Challenge
Pick out each line with the word "Боксер" from the material that follows.

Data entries
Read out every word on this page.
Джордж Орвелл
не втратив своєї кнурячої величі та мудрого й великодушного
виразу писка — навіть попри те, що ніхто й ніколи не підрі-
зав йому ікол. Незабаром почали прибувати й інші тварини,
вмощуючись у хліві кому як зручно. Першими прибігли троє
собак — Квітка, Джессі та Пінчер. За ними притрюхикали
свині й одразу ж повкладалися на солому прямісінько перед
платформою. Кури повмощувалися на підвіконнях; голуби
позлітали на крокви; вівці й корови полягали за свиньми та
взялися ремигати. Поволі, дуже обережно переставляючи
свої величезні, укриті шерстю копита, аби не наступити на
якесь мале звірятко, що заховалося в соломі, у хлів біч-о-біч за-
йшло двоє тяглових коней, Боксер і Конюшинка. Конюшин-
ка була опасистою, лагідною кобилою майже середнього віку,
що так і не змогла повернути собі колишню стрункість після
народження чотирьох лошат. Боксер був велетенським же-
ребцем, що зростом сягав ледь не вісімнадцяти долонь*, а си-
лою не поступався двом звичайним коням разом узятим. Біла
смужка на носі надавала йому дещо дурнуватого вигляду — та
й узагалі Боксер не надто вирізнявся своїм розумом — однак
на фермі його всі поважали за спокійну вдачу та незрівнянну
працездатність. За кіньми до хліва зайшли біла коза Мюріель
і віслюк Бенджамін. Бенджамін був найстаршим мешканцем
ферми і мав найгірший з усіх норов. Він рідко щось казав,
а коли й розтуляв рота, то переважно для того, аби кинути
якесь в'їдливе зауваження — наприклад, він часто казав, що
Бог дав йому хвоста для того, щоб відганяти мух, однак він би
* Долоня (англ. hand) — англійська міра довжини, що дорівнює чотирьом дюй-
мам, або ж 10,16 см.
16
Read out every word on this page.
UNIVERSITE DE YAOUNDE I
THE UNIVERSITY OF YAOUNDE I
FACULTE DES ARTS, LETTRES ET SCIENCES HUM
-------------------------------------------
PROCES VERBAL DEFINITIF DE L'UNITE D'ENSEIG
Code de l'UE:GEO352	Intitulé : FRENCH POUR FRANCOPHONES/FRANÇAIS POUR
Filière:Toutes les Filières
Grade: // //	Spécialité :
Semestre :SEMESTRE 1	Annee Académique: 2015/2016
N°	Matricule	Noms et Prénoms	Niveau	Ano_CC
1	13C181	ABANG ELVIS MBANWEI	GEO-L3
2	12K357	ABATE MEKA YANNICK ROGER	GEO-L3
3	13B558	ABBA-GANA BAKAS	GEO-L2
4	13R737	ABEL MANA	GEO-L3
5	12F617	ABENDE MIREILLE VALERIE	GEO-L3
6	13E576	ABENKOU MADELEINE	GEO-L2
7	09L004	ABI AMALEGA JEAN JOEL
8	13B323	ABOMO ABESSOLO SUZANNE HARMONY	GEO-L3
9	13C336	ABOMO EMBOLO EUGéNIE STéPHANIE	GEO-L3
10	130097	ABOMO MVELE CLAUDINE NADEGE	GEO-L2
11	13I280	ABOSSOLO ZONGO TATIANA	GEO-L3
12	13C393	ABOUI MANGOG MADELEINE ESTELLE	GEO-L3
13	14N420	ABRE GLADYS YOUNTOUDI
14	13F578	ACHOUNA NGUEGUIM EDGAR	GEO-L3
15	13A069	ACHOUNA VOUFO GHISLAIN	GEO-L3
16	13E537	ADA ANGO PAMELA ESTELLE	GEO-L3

Solution to this exercise
йшло двоє тяглових коней, Боксер і Конюшинка. Конюшин-
народження чотирьох лошат. Боксер був велетенським же-
й узагалі Боксер не надто вирізнявся своїм розумом — однак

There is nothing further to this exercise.